• [WHAT IS REQUIRED] Print all entries word for word.

• [DATA SECTION]
┏━━

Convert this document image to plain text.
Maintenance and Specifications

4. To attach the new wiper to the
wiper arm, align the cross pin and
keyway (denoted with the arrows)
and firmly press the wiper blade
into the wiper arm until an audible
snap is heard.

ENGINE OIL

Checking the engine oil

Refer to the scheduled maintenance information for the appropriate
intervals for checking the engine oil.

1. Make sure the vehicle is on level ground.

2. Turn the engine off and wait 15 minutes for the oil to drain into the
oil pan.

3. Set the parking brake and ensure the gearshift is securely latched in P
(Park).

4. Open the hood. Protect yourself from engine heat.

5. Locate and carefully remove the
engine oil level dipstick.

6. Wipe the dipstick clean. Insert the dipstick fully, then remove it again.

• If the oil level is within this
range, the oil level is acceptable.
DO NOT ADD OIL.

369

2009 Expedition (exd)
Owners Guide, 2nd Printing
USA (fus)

┗━━

• [EXERCISE OUTPUT]
Convert this document image to plain text.
Maintenance and Specifications

4. To attach the new wiper to the
wiper arm, align the cross pin and
keyway (denoted with the arrows)
and firmly press the wiper blade
into the wiper arm until an audible
snap is heard.

ENGINE OIL

Checking the engine oil

Refer to the scheduled maintenance information for the appropriate
intervals for checking the engine oil.

1. Make sure the vehicle is on level ground.

2. Turn the engine off and wait 15 minutes for the oil to drain into the
oil pan.

3. Set the parking brake and ensure the gearshift is securely latched in P
(Park).

4. Open the hood. Protect yourself from engine heat.

5. Locate and carefully remove the
engine oil level dipstick.

6. Wipe the dipstick clean. Insert the dipstick fully, then remove it again.

• If the oil level is within this
range, the oil level is acceptable.
DO NOT ADD OIL.

369

2009 Expedition (exd)
Owners Guide, 2nd Printing
USA (fus)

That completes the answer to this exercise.